> **TASK TO COMPLETE**
Give the count of lines holding the string "Ritm" and nothing else.

Data listing
▼

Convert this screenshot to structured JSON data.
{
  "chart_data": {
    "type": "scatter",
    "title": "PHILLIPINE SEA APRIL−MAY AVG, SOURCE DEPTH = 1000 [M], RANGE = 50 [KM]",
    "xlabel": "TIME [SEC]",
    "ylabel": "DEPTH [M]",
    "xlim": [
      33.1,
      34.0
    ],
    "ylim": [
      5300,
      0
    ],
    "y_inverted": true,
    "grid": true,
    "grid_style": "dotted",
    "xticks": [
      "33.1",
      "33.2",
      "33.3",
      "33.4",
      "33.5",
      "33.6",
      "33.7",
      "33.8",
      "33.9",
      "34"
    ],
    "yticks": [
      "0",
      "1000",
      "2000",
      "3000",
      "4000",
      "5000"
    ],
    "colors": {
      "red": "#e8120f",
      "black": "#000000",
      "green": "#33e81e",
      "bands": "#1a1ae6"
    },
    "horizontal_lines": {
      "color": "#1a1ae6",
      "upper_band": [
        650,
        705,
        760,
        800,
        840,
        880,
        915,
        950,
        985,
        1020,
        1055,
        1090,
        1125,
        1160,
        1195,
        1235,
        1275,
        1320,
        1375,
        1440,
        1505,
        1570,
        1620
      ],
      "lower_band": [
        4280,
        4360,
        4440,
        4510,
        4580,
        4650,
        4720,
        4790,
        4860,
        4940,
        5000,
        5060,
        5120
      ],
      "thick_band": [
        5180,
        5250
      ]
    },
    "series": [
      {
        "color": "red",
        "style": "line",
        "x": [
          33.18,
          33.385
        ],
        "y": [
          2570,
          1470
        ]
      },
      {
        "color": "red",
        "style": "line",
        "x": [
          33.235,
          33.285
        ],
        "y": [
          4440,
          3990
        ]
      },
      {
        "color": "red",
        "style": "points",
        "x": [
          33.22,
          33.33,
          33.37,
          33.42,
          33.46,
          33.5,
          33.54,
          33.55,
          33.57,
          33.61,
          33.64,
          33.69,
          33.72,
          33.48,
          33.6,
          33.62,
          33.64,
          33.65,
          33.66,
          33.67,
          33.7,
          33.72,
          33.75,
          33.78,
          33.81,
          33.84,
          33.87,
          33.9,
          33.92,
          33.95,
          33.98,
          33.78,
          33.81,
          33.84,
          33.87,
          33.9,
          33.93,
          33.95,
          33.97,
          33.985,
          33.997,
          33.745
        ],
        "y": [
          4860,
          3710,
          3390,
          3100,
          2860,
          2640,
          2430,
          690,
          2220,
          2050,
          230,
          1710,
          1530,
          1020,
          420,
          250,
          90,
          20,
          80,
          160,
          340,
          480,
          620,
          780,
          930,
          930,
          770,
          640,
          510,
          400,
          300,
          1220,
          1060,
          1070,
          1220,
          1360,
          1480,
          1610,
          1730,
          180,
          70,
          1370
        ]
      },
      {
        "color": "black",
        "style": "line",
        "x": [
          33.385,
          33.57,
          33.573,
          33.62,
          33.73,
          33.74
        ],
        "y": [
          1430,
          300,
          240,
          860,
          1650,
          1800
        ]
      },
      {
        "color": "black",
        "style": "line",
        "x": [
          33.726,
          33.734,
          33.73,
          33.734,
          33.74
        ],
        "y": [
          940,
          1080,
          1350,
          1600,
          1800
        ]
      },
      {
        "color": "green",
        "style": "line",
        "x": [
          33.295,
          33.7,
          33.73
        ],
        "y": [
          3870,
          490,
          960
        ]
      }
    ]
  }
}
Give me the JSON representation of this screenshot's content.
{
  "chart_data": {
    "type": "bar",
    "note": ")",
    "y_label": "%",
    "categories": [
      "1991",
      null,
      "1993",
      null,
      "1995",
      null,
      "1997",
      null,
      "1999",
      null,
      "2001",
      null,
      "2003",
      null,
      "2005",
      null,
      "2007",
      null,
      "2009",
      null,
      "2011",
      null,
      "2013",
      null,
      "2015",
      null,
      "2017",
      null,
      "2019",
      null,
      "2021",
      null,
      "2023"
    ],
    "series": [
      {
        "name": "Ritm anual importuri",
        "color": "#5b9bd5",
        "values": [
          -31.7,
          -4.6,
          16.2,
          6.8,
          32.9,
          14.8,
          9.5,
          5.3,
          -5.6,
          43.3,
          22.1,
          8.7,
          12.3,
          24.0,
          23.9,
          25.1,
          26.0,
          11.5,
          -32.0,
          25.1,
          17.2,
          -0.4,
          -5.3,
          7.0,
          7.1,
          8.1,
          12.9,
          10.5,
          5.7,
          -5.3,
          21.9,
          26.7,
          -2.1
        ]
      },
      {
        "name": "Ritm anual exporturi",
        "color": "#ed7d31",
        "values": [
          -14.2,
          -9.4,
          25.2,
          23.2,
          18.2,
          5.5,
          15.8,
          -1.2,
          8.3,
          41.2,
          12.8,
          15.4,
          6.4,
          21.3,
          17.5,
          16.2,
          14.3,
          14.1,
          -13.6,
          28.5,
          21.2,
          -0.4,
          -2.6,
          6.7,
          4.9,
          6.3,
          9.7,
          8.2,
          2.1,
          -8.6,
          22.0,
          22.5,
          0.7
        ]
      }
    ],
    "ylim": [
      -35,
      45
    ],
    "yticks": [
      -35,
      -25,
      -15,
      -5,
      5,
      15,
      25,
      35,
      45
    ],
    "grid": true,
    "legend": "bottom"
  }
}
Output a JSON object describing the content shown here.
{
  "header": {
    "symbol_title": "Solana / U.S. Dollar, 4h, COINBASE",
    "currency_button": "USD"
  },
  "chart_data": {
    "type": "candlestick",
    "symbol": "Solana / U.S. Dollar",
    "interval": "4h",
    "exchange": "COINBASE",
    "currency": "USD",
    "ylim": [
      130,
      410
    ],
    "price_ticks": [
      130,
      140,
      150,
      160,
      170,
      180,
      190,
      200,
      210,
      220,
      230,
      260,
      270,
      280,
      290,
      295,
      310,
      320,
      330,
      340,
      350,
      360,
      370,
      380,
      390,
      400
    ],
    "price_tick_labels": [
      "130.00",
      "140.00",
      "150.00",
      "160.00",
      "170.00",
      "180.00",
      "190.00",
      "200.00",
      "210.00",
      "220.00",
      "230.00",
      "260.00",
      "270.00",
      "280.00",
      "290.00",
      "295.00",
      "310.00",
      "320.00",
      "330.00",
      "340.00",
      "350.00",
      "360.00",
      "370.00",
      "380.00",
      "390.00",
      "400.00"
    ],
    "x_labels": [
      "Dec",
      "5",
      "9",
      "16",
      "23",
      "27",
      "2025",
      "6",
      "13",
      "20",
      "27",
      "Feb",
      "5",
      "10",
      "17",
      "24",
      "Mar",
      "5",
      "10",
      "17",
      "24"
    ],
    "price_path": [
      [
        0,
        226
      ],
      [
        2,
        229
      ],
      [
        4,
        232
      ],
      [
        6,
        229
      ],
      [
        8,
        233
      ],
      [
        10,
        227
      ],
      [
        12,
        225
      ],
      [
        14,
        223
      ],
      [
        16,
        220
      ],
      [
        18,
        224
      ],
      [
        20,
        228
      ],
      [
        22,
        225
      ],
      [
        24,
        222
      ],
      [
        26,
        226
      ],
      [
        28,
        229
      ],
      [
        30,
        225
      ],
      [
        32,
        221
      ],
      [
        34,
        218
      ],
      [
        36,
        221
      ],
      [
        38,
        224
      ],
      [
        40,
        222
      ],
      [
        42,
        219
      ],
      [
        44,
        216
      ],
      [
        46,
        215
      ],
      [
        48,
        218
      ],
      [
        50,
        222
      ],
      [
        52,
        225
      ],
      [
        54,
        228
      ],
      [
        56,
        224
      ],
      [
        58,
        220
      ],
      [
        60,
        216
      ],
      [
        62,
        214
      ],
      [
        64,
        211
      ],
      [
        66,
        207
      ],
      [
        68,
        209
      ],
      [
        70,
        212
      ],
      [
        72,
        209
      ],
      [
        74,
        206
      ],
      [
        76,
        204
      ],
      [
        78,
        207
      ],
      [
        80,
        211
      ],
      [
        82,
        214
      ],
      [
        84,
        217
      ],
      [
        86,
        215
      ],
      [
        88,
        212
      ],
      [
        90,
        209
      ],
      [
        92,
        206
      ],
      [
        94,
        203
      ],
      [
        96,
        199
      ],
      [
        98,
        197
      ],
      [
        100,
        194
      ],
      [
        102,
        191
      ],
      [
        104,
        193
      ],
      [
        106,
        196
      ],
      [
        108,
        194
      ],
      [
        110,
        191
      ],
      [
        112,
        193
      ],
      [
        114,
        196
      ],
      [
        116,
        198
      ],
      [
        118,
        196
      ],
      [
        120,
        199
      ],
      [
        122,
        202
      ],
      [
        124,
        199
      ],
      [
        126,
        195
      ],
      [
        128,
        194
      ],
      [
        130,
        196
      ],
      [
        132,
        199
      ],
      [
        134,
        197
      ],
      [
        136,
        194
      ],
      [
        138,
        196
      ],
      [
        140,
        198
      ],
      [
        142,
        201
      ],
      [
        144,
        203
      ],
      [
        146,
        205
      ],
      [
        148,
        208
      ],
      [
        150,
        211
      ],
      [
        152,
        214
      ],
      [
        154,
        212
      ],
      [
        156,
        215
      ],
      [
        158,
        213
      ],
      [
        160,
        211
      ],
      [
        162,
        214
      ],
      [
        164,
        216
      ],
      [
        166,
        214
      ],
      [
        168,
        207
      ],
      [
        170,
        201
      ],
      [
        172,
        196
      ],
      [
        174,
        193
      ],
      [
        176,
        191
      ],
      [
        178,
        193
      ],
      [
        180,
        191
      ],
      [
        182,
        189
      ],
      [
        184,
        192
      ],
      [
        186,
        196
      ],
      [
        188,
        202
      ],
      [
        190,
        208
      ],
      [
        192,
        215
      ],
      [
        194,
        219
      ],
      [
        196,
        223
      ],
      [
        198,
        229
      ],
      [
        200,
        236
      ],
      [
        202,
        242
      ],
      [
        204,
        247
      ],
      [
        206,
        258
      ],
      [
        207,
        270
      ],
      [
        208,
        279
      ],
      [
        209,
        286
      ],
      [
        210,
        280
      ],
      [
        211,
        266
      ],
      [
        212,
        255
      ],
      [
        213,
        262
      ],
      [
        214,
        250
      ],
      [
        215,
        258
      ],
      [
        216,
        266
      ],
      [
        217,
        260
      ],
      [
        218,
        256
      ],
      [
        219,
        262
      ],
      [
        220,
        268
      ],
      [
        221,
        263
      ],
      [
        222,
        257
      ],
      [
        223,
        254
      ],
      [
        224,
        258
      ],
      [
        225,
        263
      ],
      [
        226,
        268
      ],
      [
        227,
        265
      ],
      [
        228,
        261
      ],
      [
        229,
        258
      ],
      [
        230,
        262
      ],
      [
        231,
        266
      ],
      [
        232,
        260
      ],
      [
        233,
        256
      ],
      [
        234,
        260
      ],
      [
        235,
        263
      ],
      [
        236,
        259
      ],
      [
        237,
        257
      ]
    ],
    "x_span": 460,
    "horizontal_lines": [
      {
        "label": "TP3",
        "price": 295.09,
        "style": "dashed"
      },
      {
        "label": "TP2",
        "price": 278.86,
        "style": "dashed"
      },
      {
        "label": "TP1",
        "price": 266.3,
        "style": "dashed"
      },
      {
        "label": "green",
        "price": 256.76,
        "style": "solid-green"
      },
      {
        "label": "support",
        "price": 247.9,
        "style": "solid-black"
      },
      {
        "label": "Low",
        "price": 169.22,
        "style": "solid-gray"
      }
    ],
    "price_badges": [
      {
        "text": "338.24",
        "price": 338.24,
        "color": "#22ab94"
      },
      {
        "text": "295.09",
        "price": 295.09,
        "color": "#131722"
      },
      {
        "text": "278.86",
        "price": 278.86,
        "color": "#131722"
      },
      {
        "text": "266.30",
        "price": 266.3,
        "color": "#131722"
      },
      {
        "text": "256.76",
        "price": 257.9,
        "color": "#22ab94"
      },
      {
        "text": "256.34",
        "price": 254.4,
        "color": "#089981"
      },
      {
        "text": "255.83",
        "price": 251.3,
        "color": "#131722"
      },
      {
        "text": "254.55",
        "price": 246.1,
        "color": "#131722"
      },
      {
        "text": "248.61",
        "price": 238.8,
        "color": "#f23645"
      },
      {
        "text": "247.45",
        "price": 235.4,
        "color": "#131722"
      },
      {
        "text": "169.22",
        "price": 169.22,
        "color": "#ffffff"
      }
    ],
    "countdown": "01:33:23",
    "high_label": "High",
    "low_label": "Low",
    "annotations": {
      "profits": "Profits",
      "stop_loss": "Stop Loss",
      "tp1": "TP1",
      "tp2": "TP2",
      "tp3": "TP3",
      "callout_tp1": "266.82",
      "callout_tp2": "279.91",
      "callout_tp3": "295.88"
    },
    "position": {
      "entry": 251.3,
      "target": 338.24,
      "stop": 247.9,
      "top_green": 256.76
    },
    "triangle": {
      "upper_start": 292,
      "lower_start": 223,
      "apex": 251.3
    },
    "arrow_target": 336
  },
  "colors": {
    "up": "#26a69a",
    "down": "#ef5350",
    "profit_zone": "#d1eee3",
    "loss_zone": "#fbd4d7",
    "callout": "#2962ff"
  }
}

▲

> **EXPECTED OUTPUT**
2